Dataset rows about figures
========
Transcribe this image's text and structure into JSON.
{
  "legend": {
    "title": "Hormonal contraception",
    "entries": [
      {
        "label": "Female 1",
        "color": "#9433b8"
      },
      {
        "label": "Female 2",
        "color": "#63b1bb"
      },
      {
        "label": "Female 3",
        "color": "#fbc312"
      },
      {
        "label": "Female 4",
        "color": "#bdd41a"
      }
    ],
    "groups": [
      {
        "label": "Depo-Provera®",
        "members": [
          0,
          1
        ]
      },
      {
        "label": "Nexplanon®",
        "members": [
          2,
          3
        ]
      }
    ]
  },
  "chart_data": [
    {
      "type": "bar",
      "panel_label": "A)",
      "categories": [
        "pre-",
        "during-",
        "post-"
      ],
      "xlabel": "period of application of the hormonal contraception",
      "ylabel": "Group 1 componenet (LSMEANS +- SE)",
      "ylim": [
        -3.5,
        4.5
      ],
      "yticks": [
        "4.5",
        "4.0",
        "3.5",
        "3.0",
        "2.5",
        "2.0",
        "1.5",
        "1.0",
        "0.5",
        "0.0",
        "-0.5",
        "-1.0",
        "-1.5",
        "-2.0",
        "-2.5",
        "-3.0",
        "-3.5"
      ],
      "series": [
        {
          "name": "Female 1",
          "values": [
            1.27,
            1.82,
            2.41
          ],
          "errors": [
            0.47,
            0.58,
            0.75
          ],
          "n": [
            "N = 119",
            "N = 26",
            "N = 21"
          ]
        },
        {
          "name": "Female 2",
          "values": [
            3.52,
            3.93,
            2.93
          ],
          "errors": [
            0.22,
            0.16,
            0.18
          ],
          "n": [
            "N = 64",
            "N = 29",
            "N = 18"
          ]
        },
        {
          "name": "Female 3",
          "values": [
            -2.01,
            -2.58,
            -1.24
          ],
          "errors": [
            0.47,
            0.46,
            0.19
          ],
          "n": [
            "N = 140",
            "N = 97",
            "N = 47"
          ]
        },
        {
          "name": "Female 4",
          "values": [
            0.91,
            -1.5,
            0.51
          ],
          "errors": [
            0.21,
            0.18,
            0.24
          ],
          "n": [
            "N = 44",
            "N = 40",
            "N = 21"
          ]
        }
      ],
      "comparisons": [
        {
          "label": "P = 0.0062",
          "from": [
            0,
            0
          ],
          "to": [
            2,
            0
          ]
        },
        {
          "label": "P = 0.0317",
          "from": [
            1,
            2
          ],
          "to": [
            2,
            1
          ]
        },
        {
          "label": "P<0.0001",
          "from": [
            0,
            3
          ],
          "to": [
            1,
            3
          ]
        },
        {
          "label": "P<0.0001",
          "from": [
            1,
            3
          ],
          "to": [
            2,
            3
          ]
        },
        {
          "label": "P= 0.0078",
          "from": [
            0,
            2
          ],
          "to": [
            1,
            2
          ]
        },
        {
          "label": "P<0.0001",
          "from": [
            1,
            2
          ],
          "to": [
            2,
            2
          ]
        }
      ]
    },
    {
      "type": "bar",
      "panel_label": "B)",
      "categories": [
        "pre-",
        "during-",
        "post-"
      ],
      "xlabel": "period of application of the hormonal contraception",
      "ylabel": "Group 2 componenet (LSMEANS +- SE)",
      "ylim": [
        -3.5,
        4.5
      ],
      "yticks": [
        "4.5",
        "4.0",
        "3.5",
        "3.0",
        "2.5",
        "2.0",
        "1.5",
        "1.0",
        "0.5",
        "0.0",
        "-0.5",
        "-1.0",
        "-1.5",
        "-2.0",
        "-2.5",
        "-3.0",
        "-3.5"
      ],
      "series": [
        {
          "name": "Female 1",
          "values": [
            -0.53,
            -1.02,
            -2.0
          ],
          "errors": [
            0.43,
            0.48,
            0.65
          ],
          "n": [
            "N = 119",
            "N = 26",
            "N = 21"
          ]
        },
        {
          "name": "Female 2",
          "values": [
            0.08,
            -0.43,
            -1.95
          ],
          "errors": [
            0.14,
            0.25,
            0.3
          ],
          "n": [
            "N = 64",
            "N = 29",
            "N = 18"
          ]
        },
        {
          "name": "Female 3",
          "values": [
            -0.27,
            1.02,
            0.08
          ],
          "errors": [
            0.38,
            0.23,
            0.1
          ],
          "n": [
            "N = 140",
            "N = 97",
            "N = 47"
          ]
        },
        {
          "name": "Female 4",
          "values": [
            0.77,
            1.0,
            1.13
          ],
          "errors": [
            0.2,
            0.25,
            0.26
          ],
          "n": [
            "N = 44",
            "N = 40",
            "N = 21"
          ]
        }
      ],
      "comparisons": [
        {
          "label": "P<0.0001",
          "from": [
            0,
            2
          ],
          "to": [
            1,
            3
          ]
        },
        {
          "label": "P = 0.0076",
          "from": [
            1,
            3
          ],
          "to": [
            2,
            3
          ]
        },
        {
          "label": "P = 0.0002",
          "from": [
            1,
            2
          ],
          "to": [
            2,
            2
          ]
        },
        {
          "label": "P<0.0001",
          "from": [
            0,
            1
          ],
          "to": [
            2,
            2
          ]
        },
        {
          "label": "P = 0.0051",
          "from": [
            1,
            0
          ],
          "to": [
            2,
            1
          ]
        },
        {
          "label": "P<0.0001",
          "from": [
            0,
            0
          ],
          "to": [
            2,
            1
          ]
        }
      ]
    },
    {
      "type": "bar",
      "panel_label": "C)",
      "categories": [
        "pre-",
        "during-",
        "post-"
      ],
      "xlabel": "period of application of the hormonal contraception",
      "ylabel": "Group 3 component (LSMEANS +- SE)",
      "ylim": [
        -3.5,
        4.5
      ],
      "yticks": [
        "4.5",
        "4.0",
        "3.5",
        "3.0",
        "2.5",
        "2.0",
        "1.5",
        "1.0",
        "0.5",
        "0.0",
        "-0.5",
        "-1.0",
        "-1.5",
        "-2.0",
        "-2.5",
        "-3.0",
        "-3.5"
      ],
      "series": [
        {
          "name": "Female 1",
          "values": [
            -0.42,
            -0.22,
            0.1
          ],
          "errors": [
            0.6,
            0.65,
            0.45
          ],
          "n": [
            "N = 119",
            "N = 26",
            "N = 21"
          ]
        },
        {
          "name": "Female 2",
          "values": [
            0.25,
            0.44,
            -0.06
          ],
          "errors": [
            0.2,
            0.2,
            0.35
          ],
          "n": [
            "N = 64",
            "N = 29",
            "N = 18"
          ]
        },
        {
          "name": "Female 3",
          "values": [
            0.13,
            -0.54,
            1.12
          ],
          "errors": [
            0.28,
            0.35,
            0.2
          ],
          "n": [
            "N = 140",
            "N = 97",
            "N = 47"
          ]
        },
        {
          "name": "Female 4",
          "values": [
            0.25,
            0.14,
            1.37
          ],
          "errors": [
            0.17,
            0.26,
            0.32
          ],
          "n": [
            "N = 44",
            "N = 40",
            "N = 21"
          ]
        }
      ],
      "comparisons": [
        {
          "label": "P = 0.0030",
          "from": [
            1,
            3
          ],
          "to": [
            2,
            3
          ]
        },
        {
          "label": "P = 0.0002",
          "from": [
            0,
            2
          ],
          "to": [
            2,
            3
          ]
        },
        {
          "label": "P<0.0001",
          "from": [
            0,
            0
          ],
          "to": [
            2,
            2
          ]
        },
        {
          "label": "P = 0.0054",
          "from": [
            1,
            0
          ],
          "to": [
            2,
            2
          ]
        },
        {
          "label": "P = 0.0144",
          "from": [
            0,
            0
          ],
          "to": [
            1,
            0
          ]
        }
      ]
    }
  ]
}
========
Given instruction | Find the string "componenet" in the entries above and return each line that holds it.

Response to the task |
      "ylabel": "Group 1 componenet (LSMEANS +- SE)",
      "ylabel": "Group 2 componenet (LSMEANS +- SE)",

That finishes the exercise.